▸ **DATASET**:
## begin

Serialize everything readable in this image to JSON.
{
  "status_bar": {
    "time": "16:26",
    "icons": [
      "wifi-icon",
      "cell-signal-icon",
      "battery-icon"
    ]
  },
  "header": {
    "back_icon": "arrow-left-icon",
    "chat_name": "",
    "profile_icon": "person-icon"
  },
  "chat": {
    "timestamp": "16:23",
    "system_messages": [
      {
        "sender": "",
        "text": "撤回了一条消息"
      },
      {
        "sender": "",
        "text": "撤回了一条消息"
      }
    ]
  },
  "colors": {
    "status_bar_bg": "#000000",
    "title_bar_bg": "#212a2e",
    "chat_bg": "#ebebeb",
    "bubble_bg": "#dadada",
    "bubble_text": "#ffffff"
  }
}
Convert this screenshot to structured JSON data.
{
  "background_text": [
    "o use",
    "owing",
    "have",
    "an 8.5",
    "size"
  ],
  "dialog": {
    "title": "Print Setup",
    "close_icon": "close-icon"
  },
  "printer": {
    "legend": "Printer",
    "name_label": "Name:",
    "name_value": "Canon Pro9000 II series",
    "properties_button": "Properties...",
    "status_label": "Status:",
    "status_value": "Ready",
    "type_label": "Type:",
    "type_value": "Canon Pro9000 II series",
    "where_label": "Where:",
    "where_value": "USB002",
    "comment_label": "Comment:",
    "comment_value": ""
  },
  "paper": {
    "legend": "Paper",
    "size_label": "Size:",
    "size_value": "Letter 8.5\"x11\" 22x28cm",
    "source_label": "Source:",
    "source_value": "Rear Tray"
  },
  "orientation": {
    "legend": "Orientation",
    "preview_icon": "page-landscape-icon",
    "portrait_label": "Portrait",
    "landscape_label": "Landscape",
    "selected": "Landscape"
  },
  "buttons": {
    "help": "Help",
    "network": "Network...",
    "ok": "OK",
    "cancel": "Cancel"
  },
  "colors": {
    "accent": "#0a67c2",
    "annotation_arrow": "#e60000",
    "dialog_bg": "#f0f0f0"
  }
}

## end

▸ **PROBLEM TO SOLVE**:
Calculate how many lines of the material include the string "Canon", and state that number by itself.

▸ **TASK RESULT**:
2